# MATERIAL PROVIDED:
+++
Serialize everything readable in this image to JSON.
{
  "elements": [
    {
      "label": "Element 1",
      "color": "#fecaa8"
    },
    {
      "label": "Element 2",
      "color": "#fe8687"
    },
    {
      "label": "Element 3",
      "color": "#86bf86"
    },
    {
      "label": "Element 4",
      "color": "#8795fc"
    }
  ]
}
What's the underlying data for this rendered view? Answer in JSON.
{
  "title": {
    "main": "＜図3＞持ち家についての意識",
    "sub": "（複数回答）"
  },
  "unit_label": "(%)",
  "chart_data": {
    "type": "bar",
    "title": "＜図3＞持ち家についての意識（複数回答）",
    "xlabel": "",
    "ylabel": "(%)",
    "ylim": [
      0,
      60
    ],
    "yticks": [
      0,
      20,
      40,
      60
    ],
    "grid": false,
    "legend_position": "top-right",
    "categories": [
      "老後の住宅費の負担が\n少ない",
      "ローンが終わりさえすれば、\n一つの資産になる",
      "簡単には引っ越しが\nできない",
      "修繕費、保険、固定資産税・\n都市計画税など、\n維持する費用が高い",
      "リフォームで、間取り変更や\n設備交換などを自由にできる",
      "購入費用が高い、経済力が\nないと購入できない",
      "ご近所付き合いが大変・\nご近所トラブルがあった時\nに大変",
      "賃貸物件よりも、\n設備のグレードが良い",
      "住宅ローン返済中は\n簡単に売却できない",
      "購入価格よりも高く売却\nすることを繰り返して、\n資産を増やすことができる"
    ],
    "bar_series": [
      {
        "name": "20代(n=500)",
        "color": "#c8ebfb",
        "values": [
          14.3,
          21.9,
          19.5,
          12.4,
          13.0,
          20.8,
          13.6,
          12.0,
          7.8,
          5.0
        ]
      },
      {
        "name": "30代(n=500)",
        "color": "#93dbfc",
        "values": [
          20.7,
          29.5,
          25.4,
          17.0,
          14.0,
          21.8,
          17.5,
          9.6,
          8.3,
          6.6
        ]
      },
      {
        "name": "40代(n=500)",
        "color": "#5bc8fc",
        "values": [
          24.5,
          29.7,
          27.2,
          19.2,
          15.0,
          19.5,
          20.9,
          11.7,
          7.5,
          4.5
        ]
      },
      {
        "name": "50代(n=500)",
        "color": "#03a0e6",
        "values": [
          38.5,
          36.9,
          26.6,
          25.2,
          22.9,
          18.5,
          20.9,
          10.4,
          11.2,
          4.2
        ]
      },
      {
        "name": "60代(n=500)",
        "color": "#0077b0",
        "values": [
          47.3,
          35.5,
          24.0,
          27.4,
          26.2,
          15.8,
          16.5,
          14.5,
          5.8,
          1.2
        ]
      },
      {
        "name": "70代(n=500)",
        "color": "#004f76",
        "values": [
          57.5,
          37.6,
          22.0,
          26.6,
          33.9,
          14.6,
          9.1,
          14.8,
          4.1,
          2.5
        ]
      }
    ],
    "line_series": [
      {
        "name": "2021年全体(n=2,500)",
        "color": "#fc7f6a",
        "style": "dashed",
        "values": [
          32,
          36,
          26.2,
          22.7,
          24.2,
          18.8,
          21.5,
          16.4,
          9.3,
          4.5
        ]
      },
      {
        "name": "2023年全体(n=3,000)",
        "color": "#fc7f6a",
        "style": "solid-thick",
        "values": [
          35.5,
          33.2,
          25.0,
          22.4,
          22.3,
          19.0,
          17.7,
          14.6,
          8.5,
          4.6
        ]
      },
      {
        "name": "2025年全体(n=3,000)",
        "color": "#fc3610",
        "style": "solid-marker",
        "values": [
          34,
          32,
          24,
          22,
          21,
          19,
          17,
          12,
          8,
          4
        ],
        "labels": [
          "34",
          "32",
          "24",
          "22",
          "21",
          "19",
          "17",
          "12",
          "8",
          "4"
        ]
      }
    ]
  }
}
+++
# DESCRIPTION OF THE TASK:
Repeat the records above exactly as they appear.

# SOLUTION FOR THIS PROBLEM:
Serialize everything readable in this image to JSON.
{
  "elements": [
    {
      "label": "Element 1",
      "color": "#fecaa8"
    },
    {
      "label": "Element 2",
      "color": "#fe8687"
    },
    {
      "label": "Element 3",
      "color": "#86bf86"
    },
    {
      "label": "Element 4",
      "color": "#8795fc"
    }
  ]
}
What's the underlying data for this rendered view? Answer in JSON.
{
  "title": {
    "main": "＜図3＞持ち家についての意識",
    "sub": "（複数回答）"
  },
  "unit_label": "(%)",
  "chart_data": {
    "type": "bar",
    "title": "＜図3＞持ち家についての意識（複数回答）",
    "xlabel": "",
    "ylabel": "(%)",
    "ylim": [
      0,
      60
    ],
    "yticks": [
      0,
      20,
      40,
      60
    ],
    "grid": false,
    "legend_position": "top-right",
    "categories": [
      "老後の住宅費の負担が\n少ない",
      "ローンが終わりさえすれば、\n一つの資産になる",
      "簡単には引っ越しが\nできない",
      "修繕費、保険、固定資産税・\n都市計画税など、\n維持する費用が高い",
      "リフォームで、間取り変更や\n設備交換などを自由にできる",
      "購入費用が高い、経済力が\nないと購入できない",
      "ご近所付き合いが大変・\nご近所トラブルがあった時\nに大変",
      "賃貸物件よりも、\n設備のグレードが良い",
      "住宅ローン返済中は\n簡単に売却できない",
      "購入価格よりも高く売却\nすることを繰り返して、\n資産を増やすことができる"
    ],
    "bar_series": [
      {
        "name": "20代(n=500)",
        "color": "#c8ebfb",
        "values": [
          14.3,
          21.9,
          19.5,
          12.4,
          13.0,
          20.8,
          13.6,
          12.0,
          7.8,
          5.0
        ]
      },
      {
        "name": "30代(n=500)",
        "color": "#93dbfc",
        "values": [
          20.7,
          29.5,
          25.4,
          17.0,
          14.0,
          21.8,
          17.5,
          9.6,
          8.3,
          6.6
        ]
      },
      {
        "name": "40代(n=500)",
        "color": "#5bc8fc",
        "values": [
          24.5,
          29.7,
          27.2,
          19.2,
          15.0,
          19.5,
          20.9,
          11.7,
          7.5,
          4.5
        ]
      },
      {
        "name": "50代(n=500)",
        "color": "#03a0e6",
        "values": [
          38.5,
          36.9,
          26.6,
          25.2,
          22.9,
          18.5,
          20.9,
          10.4,
          11.2,
          4.2
        ]
      },
      {
        "name": "60代(n=500)",
        "color": "#0077b0",
        "values": [
          47.3,
          35.5,
          24.0,
          27.4,
          26.2,
          15.8,
          16.5,
          14.5,
          5.8,
          1.2
        ]
      },
      {
        "name": "70代(n=500)",
        "color": "#004f76",
        "values": [
          57.5,
          37.6,
          22.0,
          26.6,
          33.9,
          14.6,
          9.1,
          14.8,
          4.1,
          2.5
        ]
      }
    ],
    "line_series": [
      {
        "name": "2021年全体(n=2,500)",
        "color": "#fc7f6a",
        "style": "dashed",
        "values": [
          32,
          36,
          26.2,
          22.7,
          24.2,
          18.8,
          21.5,
          16.4,
          9.3,
          4.5
        ]
      },
      {
        "name": "2023年全体(n=3,000)",
        "color": "#fc7f6a",
        "style": "solid-thick",
        "values": [
          35.5,
          33.2,
          25.0,
          22.4,
          22.3,
          19.0,
          17.7,
          14.6,
          8.5,
          4.6
        ]
      },
      {
        "name": "2025年全体(n=3,000)",
        "color": "#fc3610",
        "style": "solid-marker",
        "values": [
          34,
          32,
          24,
          22,
          21,
          19,
          17,
          12,
          8,
          4
        ],
        "labels": [
          "34",
          "32",
          "24",
          "22",
          "21",
          "19",
          "17",
          "12",
          "8",
          "4"
        ]
      }
    ]
  }
}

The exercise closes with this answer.